>> Start Provided data
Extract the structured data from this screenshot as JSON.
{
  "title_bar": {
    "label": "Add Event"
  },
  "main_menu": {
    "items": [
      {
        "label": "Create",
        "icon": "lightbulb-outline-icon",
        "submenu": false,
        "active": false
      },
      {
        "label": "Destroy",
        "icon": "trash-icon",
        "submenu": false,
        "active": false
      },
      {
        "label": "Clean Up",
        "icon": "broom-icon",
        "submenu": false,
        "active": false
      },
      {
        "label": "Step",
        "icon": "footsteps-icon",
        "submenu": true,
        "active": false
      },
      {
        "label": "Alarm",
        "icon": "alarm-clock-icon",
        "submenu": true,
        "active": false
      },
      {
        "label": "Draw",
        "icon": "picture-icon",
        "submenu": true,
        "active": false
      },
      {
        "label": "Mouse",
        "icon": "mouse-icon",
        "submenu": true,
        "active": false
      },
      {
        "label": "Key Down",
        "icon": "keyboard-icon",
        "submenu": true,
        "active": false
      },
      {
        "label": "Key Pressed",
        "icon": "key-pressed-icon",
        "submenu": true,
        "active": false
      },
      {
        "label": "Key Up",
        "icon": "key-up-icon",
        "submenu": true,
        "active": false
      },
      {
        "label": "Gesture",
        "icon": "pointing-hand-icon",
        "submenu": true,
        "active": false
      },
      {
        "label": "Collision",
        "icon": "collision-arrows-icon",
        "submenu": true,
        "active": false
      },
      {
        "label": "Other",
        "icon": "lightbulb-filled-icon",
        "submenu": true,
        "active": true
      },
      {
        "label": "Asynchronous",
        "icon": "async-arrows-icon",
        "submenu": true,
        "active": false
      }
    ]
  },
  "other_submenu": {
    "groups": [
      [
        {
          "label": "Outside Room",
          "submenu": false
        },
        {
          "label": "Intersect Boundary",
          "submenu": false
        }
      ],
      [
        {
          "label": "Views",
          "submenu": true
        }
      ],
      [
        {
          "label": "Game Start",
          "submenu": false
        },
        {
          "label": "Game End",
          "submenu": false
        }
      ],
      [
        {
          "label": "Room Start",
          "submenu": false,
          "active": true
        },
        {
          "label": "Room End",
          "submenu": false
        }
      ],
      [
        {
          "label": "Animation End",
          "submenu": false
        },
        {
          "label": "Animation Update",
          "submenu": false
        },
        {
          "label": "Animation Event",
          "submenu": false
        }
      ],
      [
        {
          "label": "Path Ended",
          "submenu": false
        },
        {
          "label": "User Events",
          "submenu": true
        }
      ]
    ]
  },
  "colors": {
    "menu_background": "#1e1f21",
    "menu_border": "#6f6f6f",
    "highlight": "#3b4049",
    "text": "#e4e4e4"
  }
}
>> End Provided data
Search the data for the string "Animation" and copy each line where it appears.

Response below —
          "label": "Animation End",
          "label": "Animation Update",
          "label": "Animation Event",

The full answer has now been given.